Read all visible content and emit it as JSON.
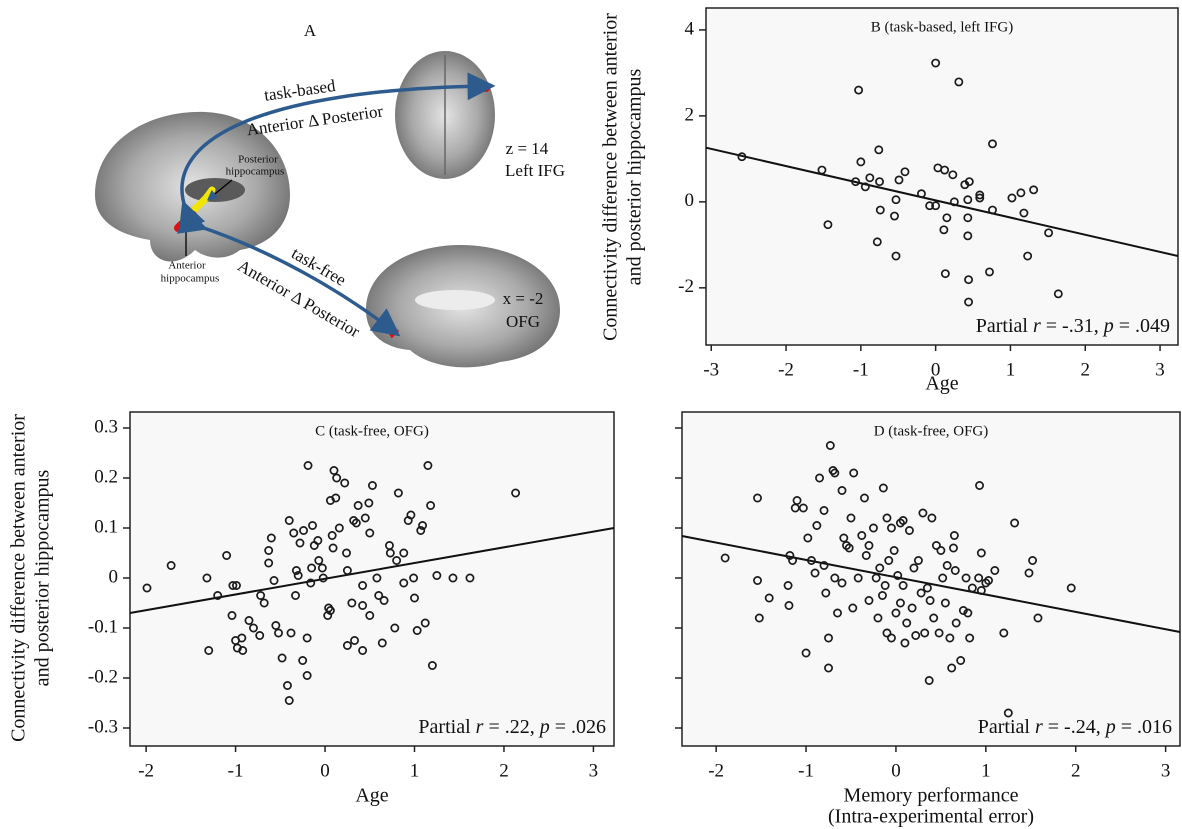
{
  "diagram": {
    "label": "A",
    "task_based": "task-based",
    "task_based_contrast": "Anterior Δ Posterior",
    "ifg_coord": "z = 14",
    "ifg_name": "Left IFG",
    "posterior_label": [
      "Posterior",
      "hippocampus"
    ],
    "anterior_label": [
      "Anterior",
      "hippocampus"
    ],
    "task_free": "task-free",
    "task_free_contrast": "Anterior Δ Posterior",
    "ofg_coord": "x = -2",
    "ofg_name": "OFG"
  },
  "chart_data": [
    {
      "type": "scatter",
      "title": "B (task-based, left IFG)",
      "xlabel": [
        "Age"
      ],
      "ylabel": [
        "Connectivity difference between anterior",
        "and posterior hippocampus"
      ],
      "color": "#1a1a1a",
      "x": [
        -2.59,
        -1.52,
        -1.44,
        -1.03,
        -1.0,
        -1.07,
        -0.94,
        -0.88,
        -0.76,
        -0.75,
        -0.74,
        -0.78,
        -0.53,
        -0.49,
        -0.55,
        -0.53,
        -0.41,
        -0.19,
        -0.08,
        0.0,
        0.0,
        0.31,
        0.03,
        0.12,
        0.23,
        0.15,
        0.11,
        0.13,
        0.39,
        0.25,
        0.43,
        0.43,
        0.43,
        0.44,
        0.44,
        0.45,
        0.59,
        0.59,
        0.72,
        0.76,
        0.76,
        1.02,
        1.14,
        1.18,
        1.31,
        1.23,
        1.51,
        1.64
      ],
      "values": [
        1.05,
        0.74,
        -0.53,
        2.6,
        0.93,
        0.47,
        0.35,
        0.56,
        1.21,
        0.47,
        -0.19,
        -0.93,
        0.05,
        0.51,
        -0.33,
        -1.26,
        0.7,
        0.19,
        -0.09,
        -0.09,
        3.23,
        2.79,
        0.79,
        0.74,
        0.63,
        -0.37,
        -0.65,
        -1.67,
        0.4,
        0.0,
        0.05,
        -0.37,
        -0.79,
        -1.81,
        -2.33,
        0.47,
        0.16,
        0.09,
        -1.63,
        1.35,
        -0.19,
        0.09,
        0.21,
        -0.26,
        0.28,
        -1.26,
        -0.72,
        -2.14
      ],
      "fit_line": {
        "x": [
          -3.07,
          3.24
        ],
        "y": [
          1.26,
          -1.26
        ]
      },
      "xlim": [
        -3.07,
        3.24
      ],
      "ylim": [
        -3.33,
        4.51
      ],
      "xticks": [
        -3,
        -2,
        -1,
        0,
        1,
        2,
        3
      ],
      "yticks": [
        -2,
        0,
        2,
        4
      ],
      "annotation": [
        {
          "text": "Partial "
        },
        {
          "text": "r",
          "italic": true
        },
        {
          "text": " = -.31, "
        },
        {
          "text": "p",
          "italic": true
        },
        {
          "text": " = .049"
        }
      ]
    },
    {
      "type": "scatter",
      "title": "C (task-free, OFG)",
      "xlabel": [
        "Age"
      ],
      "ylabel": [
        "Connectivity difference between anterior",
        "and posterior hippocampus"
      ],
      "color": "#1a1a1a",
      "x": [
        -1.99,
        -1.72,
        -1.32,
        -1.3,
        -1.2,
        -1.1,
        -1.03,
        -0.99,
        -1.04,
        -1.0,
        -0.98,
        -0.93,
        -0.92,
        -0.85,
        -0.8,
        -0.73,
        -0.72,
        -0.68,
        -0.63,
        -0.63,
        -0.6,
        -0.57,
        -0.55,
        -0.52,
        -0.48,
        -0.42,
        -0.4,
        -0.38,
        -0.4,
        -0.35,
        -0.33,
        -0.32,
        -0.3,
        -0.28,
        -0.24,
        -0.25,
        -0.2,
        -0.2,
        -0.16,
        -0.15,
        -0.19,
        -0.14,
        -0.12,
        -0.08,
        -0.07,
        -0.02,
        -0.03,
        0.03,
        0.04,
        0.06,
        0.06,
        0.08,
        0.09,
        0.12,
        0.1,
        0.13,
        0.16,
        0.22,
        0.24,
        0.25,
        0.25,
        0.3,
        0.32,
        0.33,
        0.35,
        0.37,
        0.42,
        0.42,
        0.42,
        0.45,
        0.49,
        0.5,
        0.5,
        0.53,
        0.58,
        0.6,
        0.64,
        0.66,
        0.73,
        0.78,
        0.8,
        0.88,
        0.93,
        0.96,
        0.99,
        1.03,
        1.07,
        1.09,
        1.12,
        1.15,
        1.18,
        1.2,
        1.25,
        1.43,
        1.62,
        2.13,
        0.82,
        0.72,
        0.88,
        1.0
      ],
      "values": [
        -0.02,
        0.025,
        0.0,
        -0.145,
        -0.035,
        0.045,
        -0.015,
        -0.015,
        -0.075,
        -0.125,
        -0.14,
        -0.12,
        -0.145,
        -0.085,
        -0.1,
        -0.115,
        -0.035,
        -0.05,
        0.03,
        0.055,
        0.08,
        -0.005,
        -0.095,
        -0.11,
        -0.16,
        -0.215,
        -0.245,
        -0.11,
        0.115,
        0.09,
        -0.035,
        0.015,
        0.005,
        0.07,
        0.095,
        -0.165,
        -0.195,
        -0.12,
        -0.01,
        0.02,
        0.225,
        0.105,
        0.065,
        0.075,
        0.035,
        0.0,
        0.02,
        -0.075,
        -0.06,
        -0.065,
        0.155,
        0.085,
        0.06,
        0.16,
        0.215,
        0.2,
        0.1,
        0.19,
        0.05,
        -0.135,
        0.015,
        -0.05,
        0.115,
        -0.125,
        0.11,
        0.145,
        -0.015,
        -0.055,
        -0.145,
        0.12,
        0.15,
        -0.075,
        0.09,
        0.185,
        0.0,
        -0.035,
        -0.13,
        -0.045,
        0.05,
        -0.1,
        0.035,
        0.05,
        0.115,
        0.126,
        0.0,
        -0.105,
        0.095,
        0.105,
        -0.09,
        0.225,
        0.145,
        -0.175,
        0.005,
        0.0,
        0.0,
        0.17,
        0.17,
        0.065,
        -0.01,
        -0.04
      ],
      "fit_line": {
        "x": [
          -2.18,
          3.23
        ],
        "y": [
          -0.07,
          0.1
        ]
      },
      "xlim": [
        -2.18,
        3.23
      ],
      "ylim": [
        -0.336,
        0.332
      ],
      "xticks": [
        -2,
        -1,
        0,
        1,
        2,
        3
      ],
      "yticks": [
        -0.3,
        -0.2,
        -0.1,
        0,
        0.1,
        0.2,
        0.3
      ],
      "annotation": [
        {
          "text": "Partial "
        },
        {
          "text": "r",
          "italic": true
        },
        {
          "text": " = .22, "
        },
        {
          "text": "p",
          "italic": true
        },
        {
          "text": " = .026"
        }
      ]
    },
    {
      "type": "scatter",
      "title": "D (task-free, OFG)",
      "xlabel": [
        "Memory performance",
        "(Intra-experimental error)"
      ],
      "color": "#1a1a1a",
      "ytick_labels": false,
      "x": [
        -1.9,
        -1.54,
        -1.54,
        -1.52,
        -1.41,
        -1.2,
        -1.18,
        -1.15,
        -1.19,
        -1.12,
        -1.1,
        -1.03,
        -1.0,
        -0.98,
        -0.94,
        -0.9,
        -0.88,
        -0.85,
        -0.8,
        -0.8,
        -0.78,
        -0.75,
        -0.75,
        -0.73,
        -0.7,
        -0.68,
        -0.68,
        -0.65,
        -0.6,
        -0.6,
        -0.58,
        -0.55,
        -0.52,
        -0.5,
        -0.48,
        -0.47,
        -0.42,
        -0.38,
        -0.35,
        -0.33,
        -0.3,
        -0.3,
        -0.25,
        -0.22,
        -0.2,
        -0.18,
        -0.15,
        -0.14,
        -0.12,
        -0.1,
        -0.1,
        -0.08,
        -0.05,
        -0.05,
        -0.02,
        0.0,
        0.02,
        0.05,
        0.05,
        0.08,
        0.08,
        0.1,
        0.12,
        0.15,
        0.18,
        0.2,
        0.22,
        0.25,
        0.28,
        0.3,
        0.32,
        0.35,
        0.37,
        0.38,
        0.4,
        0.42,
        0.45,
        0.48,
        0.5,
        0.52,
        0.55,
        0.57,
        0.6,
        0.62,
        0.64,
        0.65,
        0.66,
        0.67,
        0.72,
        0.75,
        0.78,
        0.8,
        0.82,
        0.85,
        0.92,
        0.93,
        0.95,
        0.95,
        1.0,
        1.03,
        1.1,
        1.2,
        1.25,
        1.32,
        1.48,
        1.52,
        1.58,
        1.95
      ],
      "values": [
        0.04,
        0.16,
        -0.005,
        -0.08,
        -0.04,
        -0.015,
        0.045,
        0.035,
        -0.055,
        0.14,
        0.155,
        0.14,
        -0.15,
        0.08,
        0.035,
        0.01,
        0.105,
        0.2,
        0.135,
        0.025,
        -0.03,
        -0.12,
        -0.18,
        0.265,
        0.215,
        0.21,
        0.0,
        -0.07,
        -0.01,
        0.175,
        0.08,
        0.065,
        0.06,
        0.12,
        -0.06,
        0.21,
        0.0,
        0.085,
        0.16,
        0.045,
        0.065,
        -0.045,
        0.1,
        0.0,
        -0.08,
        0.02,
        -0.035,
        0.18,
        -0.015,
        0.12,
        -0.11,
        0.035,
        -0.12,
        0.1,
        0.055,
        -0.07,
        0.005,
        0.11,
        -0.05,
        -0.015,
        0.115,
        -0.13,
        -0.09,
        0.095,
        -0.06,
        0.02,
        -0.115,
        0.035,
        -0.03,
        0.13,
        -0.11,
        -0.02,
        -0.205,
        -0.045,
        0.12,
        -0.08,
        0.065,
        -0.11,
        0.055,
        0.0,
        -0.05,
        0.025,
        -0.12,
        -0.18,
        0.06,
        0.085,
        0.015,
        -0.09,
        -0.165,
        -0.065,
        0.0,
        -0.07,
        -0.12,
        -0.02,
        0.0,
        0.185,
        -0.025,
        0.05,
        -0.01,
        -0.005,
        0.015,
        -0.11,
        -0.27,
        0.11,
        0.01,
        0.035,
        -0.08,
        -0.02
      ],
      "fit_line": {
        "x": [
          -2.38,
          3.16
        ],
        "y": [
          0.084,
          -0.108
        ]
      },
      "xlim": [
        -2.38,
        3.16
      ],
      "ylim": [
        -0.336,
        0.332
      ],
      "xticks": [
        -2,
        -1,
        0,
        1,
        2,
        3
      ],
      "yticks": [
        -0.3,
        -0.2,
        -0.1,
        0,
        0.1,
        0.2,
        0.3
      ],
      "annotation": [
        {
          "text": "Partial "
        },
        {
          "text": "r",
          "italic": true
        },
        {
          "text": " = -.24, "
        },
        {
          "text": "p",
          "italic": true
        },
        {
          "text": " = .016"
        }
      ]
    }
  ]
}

────

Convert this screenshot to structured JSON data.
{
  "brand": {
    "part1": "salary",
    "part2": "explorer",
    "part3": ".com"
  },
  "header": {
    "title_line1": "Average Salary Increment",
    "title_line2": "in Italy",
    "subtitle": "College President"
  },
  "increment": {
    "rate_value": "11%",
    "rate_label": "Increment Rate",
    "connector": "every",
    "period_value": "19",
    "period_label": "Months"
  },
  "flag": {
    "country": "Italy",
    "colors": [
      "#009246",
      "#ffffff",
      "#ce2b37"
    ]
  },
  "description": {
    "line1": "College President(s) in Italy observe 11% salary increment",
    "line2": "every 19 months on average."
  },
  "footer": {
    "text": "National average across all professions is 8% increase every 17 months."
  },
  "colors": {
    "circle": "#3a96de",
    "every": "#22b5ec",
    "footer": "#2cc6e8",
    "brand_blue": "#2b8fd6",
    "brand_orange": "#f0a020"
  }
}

────

Across the material above, count every line holding "President" and write down only the number.

Answer below:
2